• **Instructions for the task**:
Write out the data again in full, exactly as it reads.
※
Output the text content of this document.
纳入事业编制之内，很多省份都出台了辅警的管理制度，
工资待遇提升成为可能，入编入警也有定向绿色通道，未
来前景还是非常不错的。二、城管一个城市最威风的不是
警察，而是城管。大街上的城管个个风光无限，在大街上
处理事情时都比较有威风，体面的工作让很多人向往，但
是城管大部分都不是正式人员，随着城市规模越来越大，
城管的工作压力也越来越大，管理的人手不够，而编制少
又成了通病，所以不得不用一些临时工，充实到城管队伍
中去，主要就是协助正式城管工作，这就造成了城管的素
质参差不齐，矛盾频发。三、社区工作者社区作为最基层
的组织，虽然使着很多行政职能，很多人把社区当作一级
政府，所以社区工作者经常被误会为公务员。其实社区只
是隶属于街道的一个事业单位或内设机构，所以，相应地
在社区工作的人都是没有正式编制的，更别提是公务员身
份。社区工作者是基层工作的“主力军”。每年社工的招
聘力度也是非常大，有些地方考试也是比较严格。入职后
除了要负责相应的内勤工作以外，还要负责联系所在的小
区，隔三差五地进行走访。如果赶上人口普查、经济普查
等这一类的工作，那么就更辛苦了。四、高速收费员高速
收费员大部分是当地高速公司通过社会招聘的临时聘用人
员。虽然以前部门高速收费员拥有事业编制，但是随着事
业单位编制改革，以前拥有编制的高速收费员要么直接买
※
• **Solution to this task**:
Output the text content of this document.
纳入事业编制之内，很多省份都出台了辅警的管理制度，
工资待遇提升成为可能，入编入警也有定向绿色通道，未
来前景还是非常不错的。二、城管一个城市最威风的不是
警察，而是城管。大街上的城管个个风光无限，在大街上
处理事情时都比较有威风，体面的工作让很多人向往，但
是城管大部分都不是正式人员，随着城市规模越来越大，
城管的工作压力也越来越大，管理的人手不够，而编制少
又成了通病，所以不得不用一些临时工，充实到城管队伍
中去，主要就是协助正式城管工作，这就造成了城管的素
质参差不齐，矛盾频发。三、社区工作者社区作为最基层
的组织，虽然使着很多行政职能，很多人把社区当作一级
政府，所以社区工作者经常被误会为公务员。其实社区只
是隶属于街道的一个事业单位或内设机构，所以，相应地
在社区工作的人都是没有正式编制的，更别提是公务员身
份。社区工作者是基层工作的“主力军”。每年社工的招
聘力度也是非常大，有些地方考试也是比较严格。入职后
除了要负责相应的内勤工作以外，还要负责联系所在的小
区，隔三差五地进行走访。如果赶上人口普查、经济普查
等这一类的工作，那么就更辛苦了。四、高速收费员高速
收费员大部分是当地高速公司通过社会招聘的临时聘用人
员。虽然以前部门高速收费员拥有事业编制，但是随着事
业单位编制改革，以前拥有编制的高速收费员要么直接买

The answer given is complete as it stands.